■ **Try it**
All lines holding the word "malate" are to be copied from the records beneath.

Data records
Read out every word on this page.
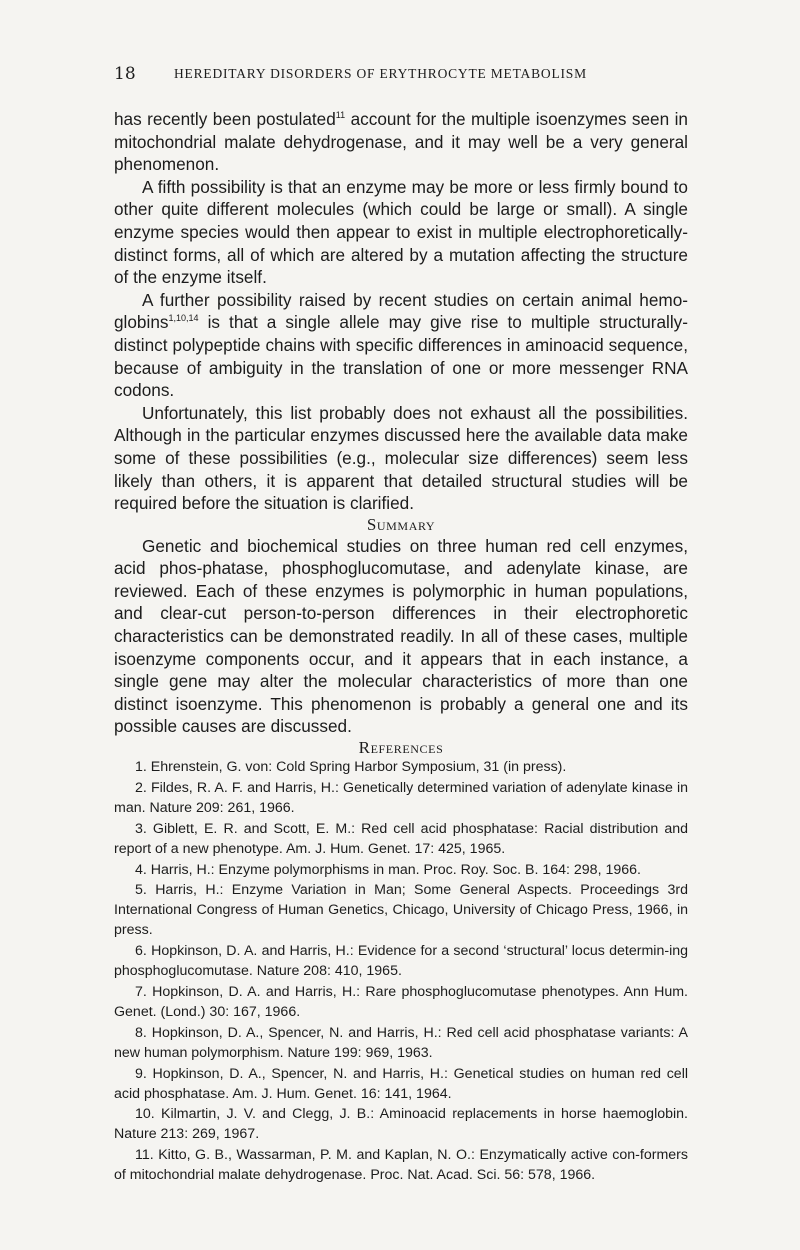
18	HEREDITARY DISORDERS OF ERYTHROCYTE METABOLISM

has recently been postulated$^{11}$ account for the multiple isoenzymes seen in mitochondrial malate dehydrogenase, and it may well be a very general phenomenon.

A fifth possibility is that an enzyme may be more or less firmly bound to other quite different molecules (which could be large or small). A single enzyme species would then appear to exist in multiple electrophoretically-distinct forms, all of which are altered by a mutation affecting the structure of the enzyme itself.

A further possibility raised by recent studies on certain animal hemo-globins$^{1,10,14}$ is that a single allele may give rise to multiple structurally-distinct polypeptide chains with specific differences in aminoacid sequence, because of ambiguity in the translation of one or more messenger RNA codons.

Unfortunately, this list probably does not exhaust all the possibilities. Although in the particular enzymes discussed here the available data make some of these possibilities (e.g., molecular size differences) seem less likely than others, it is apparent that detailed structural studies will be required before the situation is clarified.

Summary

Genetic and biochemical studies on three human red cell enzymes, acid phos-phatase, phosphoglucomutase, and adenylate kinase, are reviewed. Each of these enzymes is polymorphic in human populations, and clear-cut person-to-person differences in their electrophoretic characteristics can be demonstrated readily. In all of these cases, multiple isoenzyme components occur, and it appears that in each instance, a single gene may alter the molecular characteristics of more than one distinct isoenzyme. This phenomenon is probably a general one and its possible causes are discussed.

References
1. Ehrenstein, G. von: Cold Spring Harbor Symposium, 31 (in press).
2. Fildes, R. A. F. and Harris, H.: Genetically determined variation of adenylate kinase in man. Nature 209: 261, 1966.
3. Giblett, E. R. and Scott, E. M.: Red cell acid phosphatase: Racial distribution and report of a new phenotype. Am. J. Hum. Genet. 17: 425, 1965.
4. Harris, H.: Enzyme polymorphisms in man. Proc. Roy. Soc. B. 164: 298, 1966.
5. Harris, H.: Enzyme Variation in Man; Some General Aspects. Proceedings 3rd International Congress of Human Genetics, Chicago, University of Chicago Press, 1966, in press.
6. Hopkinson, D. A. and Harris, H.: Evidence for a second ‘structural’ locus determin-ing phosphoglucomutase. Nature 208: 410, 1965.
7. Hopkinson, D. A. and Harris, H.: Rare phosphoglucomutase phenotypes. Ann Hum. Genet. (Lond.) 30: 167, 1966.
8. Hopkinson, D. A., Spencer, N. and Harris, H.: Red cell acid phosphatase variants: A new human polymorphism. Nature 199: 969, 1963.
9. Hopkinson, D. A., Spencer, N. and Harris, H.: Genetical studies on human red cell acid phosphatase. Am. J. Hum. Genet. 16: 141, 1964.
10. Kilmartin, J. V. and Clegg, J. B.: Aminoacid replacements in horse haemoglobin. Nature 213: 269, 1967.
11. Kitto, G. B., Wassarman, P. M. and Kaplan, N. O.: Enzymatically active con-formers of mitochondrial malate dehydrogenase. Proc. Nat. Acad. Sci. 56: 578, 1966.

■ **Output**
has recently been postulated$^{11}$ account for the multiple isoenzymes seen in mitochondrial malate dehydrogenase, and it may well be a very general phenomenon.
11. Kitto, G. B., Wassarman, P. M. and Kaplan, N. O.: Enzymatically active con-formers of mitochondrial malate dehydrogenase. Proc. Nat. Acad. Sci. 56: 578, 1966.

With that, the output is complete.